[YOUR TASK] Return the number of lines that contain the word "filename", and return nothing else.

--- START ---

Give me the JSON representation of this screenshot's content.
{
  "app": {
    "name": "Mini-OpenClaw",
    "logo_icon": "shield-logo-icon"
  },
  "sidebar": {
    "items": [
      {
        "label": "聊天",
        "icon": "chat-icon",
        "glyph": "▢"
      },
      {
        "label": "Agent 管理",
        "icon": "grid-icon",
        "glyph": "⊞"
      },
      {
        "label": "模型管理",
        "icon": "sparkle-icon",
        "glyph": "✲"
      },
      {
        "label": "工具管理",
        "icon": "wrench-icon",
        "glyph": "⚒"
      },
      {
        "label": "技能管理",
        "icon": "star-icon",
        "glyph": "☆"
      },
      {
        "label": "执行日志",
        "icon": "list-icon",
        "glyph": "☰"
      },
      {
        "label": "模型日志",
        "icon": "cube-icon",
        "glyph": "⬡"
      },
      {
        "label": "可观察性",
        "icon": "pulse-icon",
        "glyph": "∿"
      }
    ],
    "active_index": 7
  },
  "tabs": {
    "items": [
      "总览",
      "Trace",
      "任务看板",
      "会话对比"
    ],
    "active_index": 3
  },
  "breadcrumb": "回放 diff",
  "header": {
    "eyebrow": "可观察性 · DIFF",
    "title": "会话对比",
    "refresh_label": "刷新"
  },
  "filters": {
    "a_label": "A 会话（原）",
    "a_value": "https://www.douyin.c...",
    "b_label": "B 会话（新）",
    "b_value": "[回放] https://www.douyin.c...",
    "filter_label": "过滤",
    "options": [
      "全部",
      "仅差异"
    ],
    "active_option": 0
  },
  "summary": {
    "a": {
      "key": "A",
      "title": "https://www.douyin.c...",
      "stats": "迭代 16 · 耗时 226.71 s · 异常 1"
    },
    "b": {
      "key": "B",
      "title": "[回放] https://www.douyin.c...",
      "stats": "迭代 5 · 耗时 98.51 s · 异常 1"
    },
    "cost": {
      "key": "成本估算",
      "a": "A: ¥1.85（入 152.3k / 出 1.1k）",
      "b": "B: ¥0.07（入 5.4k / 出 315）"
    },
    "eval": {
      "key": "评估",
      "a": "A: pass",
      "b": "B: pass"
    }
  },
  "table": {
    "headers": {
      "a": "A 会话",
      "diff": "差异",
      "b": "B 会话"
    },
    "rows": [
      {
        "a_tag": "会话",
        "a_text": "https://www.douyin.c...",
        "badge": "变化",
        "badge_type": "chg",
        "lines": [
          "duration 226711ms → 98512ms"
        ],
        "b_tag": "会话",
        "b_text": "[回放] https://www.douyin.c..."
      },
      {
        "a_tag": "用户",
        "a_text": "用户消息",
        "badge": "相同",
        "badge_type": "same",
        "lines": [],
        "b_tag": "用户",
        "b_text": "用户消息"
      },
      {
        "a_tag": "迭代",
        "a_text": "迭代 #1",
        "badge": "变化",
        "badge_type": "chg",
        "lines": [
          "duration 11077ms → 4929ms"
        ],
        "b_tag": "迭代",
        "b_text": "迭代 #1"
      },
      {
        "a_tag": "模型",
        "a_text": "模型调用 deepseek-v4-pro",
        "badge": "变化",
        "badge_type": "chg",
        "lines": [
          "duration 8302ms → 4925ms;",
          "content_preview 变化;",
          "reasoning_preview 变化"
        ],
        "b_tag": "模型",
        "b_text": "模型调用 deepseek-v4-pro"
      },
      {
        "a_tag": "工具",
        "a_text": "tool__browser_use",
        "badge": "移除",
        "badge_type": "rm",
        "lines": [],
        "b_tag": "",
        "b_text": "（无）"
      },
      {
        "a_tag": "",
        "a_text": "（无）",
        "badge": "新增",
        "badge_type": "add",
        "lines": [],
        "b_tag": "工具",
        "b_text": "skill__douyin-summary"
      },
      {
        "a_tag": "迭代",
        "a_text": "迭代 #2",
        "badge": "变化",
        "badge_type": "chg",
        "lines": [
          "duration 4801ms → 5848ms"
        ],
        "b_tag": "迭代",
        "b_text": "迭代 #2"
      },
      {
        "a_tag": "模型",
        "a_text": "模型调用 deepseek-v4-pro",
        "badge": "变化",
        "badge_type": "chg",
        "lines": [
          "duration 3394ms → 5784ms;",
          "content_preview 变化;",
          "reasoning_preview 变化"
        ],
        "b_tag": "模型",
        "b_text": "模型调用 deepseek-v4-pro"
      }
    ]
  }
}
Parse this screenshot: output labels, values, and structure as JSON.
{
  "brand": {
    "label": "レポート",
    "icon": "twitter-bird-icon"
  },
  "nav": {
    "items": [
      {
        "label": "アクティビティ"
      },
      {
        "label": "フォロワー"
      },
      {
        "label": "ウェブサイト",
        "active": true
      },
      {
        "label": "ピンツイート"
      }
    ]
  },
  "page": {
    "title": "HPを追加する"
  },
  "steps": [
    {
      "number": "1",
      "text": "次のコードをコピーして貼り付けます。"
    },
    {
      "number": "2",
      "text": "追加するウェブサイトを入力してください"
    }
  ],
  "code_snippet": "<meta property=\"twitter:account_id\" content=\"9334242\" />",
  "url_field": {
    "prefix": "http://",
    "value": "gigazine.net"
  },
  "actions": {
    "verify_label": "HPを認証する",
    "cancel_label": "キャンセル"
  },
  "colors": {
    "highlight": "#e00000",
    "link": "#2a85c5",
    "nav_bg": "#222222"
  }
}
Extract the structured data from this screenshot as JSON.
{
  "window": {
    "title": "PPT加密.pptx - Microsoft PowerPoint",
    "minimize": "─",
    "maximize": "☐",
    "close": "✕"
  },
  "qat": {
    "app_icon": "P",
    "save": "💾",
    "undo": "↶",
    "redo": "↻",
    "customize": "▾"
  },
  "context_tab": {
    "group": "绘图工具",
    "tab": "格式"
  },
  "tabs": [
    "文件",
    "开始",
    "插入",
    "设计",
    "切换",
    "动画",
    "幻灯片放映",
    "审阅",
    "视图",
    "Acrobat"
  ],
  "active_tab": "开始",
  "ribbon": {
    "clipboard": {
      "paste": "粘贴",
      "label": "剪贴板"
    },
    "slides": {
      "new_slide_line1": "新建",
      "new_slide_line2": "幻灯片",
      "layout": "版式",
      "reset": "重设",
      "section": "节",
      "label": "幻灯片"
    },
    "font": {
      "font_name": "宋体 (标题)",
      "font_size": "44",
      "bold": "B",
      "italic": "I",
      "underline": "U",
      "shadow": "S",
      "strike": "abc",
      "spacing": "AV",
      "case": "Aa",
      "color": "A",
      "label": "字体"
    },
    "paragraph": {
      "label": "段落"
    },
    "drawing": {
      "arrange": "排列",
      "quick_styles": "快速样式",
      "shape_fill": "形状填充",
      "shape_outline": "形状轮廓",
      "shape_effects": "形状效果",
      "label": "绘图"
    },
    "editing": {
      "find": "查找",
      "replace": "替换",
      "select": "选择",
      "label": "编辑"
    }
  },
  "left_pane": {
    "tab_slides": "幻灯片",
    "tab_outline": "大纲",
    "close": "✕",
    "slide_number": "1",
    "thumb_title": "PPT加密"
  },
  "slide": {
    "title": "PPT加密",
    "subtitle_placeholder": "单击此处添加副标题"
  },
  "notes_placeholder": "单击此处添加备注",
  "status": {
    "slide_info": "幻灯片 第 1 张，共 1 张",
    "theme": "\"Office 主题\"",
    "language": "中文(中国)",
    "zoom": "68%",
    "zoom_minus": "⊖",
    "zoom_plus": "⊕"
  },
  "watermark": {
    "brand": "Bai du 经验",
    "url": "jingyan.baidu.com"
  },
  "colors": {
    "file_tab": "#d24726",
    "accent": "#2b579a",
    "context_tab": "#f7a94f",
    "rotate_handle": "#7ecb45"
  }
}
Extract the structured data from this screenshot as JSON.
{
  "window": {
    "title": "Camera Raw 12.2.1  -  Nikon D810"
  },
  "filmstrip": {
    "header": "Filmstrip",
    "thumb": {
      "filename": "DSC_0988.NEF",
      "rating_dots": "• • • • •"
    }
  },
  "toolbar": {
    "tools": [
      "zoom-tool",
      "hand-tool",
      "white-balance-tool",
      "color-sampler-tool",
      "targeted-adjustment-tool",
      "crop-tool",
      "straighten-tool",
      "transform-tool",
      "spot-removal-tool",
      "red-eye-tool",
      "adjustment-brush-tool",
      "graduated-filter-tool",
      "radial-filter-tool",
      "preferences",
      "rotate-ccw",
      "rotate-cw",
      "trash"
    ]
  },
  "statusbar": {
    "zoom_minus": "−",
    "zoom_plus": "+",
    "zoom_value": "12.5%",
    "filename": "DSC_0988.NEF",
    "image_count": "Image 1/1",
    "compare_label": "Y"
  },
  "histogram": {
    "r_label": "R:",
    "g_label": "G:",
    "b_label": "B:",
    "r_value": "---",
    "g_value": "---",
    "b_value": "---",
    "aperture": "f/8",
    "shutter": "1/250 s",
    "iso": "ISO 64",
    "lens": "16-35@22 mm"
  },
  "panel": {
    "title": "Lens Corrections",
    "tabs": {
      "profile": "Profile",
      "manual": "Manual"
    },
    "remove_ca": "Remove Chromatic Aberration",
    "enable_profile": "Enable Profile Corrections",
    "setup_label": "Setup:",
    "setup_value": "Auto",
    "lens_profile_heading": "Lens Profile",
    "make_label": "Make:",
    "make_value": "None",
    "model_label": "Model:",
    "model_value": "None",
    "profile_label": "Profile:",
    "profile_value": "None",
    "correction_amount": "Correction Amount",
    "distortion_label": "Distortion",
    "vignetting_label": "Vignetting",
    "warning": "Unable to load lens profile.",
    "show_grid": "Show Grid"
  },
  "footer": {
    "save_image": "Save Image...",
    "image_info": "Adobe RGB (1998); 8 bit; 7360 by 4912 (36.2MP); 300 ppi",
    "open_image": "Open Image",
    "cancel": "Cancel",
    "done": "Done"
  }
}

--- END ---

[RESULT FOR THIS TASK] 2